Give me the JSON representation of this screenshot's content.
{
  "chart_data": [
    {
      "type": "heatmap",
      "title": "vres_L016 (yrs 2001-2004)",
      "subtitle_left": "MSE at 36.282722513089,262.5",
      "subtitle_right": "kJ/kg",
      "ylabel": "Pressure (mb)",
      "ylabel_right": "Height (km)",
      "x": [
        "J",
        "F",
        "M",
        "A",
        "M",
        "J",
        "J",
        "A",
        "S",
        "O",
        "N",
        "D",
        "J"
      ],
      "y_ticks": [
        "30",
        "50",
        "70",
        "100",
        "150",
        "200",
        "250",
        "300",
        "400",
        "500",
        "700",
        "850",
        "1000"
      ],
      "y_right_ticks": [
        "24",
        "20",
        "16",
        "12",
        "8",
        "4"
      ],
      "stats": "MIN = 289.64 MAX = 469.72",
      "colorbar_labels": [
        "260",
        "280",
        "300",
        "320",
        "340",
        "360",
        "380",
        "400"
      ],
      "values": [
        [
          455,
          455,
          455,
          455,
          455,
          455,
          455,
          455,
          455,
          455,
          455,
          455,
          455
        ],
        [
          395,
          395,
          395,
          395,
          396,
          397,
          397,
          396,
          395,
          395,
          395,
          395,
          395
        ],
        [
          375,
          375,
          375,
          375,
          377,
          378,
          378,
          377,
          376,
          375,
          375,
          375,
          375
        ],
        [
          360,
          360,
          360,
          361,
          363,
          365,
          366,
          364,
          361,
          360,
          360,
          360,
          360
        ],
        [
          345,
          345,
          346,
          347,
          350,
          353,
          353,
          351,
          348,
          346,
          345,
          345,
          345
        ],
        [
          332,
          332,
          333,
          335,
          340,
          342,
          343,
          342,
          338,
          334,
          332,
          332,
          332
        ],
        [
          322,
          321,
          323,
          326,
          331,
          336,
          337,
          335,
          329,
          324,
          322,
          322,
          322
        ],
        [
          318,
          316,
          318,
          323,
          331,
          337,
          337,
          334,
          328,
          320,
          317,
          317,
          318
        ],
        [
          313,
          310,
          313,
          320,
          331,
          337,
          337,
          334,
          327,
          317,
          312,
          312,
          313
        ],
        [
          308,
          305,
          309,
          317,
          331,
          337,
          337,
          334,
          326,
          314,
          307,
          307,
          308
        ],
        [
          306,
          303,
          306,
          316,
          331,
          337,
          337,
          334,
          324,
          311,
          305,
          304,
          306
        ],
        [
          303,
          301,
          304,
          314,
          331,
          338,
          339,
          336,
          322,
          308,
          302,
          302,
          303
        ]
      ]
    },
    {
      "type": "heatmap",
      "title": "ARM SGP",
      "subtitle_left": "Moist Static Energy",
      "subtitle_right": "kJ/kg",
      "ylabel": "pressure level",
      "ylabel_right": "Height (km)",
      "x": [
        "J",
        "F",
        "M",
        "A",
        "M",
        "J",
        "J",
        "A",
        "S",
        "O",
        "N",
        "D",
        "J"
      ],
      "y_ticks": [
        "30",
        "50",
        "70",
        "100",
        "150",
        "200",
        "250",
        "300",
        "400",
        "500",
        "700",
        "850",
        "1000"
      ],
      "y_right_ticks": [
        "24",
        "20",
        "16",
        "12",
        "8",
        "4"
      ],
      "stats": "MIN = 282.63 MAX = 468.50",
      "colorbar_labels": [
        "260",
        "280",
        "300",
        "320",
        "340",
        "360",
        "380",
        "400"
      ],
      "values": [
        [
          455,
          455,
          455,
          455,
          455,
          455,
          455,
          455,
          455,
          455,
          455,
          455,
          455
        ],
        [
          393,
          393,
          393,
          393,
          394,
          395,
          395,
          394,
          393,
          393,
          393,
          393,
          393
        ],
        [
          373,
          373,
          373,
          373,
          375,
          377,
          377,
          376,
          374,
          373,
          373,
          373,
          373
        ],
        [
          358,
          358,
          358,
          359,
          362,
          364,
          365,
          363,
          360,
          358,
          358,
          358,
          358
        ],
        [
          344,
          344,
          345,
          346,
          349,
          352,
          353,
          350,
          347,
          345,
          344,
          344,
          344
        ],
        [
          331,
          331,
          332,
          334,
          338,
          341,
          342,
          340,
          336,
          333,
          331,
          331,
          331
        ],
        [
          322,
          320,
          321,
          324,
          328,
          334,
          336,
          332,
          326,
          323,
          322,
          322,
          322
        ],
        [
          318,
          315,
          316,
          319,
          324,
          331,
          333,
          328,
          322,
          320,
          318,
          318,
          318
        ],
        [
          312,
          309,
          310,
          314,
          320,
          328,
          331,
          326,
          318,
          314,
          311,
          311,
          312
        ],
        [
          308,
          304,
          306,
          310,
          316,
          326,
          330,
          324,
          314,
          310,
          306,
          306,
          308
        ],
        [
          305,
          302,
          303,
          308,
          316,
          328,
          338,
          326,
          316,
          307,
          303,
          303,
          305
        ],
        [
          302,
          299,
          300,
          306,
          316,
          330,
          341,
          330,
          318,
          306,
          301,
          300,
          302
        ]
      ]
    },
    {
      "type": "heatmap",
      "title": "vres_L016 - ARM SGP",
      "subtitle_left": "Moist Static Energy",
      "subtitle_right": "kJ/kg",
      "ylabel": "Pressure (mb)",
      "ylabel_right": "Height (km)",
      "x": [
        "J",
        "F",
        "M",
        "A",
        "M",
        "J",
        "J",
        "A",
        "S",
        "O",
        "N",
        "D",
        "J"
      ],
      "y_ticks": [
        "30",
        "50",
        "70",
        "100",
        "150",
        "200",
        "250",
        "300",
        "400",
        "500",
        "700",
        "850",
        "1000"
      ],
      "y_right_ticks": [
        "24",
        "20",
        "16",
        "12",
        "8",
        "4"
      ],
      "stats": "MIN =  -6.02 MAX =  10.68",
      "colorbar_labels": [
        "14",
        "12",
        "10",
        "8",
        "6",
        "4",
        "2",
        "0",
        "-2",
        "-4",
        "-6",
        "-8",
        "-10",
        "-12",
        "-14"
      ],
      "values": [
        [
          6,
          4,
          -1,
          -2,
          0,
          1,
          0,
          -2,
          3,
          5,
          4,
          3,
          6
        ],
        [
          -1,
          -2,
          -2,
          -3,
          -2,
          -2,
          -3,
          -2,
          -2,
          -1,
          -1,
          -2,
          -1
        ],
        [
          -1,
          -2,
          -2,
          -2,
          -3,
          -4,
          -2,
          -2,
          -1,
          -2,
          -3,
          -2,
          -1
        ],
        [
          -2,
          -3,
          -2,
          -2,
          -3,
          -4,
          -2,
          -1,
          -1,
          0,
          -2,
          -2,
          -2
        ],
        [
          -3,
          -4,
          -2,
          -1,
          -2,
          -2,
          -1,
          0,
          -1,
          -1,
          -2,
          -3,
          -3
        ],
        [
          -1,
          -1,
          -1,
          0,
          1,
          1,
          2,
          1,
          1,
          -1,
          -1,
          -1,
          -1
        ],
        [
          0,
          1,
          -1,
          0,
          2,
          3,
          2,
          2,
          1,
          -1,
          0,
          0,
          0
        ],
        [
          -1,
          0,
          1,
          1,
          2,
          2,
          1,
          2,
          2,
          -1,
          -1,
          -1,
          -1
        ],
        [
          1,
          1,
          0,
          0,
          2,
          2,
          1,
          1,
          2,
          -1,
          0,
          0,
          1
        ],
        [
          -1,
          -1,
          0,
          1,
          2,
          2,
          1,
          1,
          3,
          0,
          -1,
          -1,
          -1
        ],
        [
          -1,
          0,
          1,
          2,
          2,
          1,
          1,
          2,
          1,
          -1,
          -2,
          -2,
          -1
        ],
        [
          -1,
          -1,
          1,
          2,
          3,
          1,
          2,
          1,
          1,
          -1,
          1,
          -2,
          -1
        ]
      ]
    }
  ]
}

________________

YOUR OBJECTIVE: Give an exact repetition of all the material.

RESULT OF THE EXERCISE:
Give me the JSON representation of this screenshot's content.
{
  "chart_data": [
    {
      "type": "heatmap",
      "title": "vres_L016 (yrs 2001-2004)",
      "subtitle_left": "MSE at 36.282722513089,262.5",
      "subtitle_right": "kJ/kg",
      "ylabel": "Pressure (mb)",
      "ylabel_right": "Height (km)",
      "x": [
        "J",
        "F",
        "M",
        "A",
        "M",
        "J",
        "J",
        "A",
        "S",
        "O",
        "N",
        "D",
        "J"
      ],
      "y_ticks": [
        "30",
        "50",
        "70",
        "100",
        "150",
        "200",
        "250",
        "300",
        "400",
        "500",
        "700",
        "850",
        "1000"
      ],
      "y_right_ticks": [
        "24",
        "20",
        "16",
        "12",
        "8",
        "4"
      ],
      "stats": "MIN = 289.64 MAX = 469.72",
      "colorbar_labels": [
        "260",
        "280",
        "300",
        "320",
        "340",
        "360",
        "380",
        "400"
      ],
      "values": [
        [
          455,
          455,
          455,
          455,
          455,
          455,
          455,
          455,
          455,
          455,
          455,
          455,
          455
        ],
        [
          395,
          395,
          395,
          395,
          396,
          397,
          397,
          396,
          395,
          395,
          395,
          395,
          395
        ],
        [
          375,
          375,
          375,
          375,
          377,
          378,
          378,
          377,
          376,
          375,
          375,
          375,
          375
        ],
        [
          360,
          360,
          360,
          361,
          363,
          365,
          366,
          364,
          361,
          360,
          360,
          360,
          360
        ],
        [
          345,
          345,
          346,
          347,
          350,
          353,
          353,
          351,
          348,
          346,
          345,
          345,
          345
        ],
        [
          332,
          332,
          333,
          335,
          340,
          342,
          343,
          342,
          338,
          334,
          332,
          332,
          332
        ],
        [
          322,
          321,
          323,
          326,
          331,
          336,
          337,
          335,
          329,
          324,
          322,
          322,
          322
        ],
        [
          318,
          316,
          318,
          323,
          331,
          337,
          337,
          334,
          328,
          320,
          317,
          317,
          318
        ],
        [
          313,
          310,
          313,
          320,
          331,
          337,
          337,
          334,
          327,
          317,
          312,
          312,
          313
        ],
        [
          308,
          305,
          309,
          317,
          331,
          337,
          337,
          334,
          326,
          314,
          307,
          307,
          308
        ],
        [
          306,
          303,
          306,
          316,
          331,
          337,
          337,
          334,
          324,
          311,
          305,
          304,
          306
        ],
        [
          303,
          301,
          304,
          314,
          331,
          338,
          339,
          336,
          322,
          308,
          302,
          302,
          303
        ]
      ]
    },
    {
      "type": "heatmap",
      "title": "ARM SGP",
      "subtitle_left": "Moist Static Energy",
      "subtitle_right": "kJ/kg",
      "ylabel": "pressure level",
      "ylabel_right": "Height (km)",
      "x": [
        "J",
        "F",
        "M",
        "A",
        "M",
        "J",
        "J",
        "A",
        "S",
        "O",
        "N",
        "D",
        "J"
      ],
      "y_ticks": [
        "30",
        "50",
        "70",
        "100",
        "150",
        "200",
        "250",
        "300",
        "400",
        "500",
        "700",
        "850",
        "1000"
      ],
      "y_right_ticks": [
        "24",
        "20",
        "16",
        "12",
        "8",
        "4"
      ],
      "stats": "MIN = 282.63 MAX = 468.50",
      "colorbar_labels": [
        "260",
        "280",
        "300",
        "320",
        "340",
        "360",
        "380",
        "400"
      ],
      "values": [
        [
          455,
          455,
          455,
          455,
          455,
          455,
          455,
          455,
          455,
          455,
          455,
          455,
          455
        ],
        [
          393,
          393,
          393,
          393,
          394,
          395,
          395,
          394,
          393,
          393,
          393,
          393,
          393
        ],
        [
          373,
          373,
          373,
          373,
          375,
          377,
          377,
          376,
          374,
          373,
          373,
          373,
          373
        ],
        [
          358,
          358,
          358,
          359,
          362,
          364,
          365,
          363,
          360,
          358,
          358,
          358,
          358
        ],
        [
          344,
          344,
          345,
          346,
          349,
          352,
          353,
          350,
          347,
          345,
          344,
          344,
          344
        ],
        [
          331,
          331,
          332,
          334,
          338,
          341,
          342,
          340,
          336,
          333,
          331,
          331,
          331
        ],
        [
          322,
          320,
          321,
          324,
          328,
          334,
          336,
          332,
          326,
          323,
          322,
          322,
          322
        ],
        [
          318,
          315,
          316,
          319,
          324,
          331,
          333,
          328,
          322,
          320,
          318,
          318,
          318
        ],
        [
          312,
          309,
          310,
          314,
          320,
          328,
          331,
          326,
          318,
          314,
          311,
          311,
          312
        ],
        [
          308,
          304,
          306,
          310,
          316,
          326,
          330,
          324,
          314,
          310,
          306,
          306,
          308
        ],
        [
          305,
          302,
          303,
          308,
          316,
          328,
          338,
          326,
          316,
          307,
          303,
          303,
          305
        ],
        [
          302,
          299,
          300,
          306,
          316,
          330,
          341,
          330,
          318,
          306,
          301,
          300,
          302
        ]
      ]
    },
    {
      "type": "heatmap",
      "title": "vres_L016 - ARM SGP",
      "subtitle_left": "Moist Static Energy",
      "subtitle_right": "kJ/kg",
      "ylabel": "Pressure (mb)",
      "ylabel_right": "Height (km)",
      "x": [
        "J",
        "F",
        "M",
        "A",
        "M",
        "J",
        "J",
        "A",
        "S",
        "O",
        "N",
        "D",
        "J"
      ],
      "y_ticks": [
        "30",
        "50",
        "70",
        "100",
        "150",
        "200",
        "250",
        "300",
        "400",
        "500",
        "700",
        "850",
        "1000"
      ],
      "y_right_ticks": [
        "24",
        "20",
        "16",
        "12",
        "8",
        "4"
      ],
      "stats": "MIN =  -6.02 MAX =  10.68",
      "colorbar_labels": [
        "14",
        "12",
        "10",
        "8",
        "6",
        "4",
        "2",
        "0",
        "-2",
        "-4",
        "-6",
        "-8",
        "-10",
        "-12",
        "-14"
      ],
      "values": [
        [
          6,
          4,
          -1,
          -2,
          0,
          1,
          0,
          -2,
          3,
          5,
          4,
          3,
          6
        ],
        [
          -1,
          -2,
          -2,
          -3,
          -2,
          -2,
          -3,
          -2,
          -2,
          -1,
          -1,
          -2,
          -1
        ],
        [
          -1,
          -2,
          -2,
          -2,
          -3,
          -4,
          -2,
          -2,
          -1,
          -2,
          -3,
          -2,
          -1
        ],
        [
          -2,
          -3,
          -2,
          -2,
          -3,
          -4,
          -2,
          -1,
          -1,
          0,
          -2,
          -2,
          -2
        ],
        [
          -3,
          -4,
          -2,
          -1,
          -2,
          -2,
          -1,
          0,
          -1,
          -1,
          -2,
          -3,
          -3
        ],
        [
          -1,
          -1,
          -1,
          0,
          1,
          1,
          2,
          1,
          1,
          -1,
          -1,
          -1,
          -1
        ],
        [
          0,
          1,
          -1,
          0,
          2,
          3,
          2,
          2,
          1,
          -1,
          0,
          0,
          0
        ],
        [
          -1,
          0,
          1,
          1,
          2,
          2,
          1,
          2,
          2,
          -1,
          -1,
          -1,
          -1
        ],
        [
          1,
          1,
          0,
          0,
          2,
          2,
          1,
          1,
          2,
          -1,
          0,
          0,
          1
        ],
        [
          -1,
          -1,
          0,
          1,
          2,
          2,
          1,
          1,
          3,
          0,
          -1,
          -1,
          -1
        ],
        [
          -1,
          0,
          1,
          2,
          2,
          1,
          1,
          2,
          1,
          -1,
          -2,
          -2,
          -1
        ],
        [
          -1,
          -1,
          1,
          2,
          3,
          1,
          2,
          1,
          1,
          -1,
          1,
          -2,
          -1
        ]
      ]
    }
  ]
}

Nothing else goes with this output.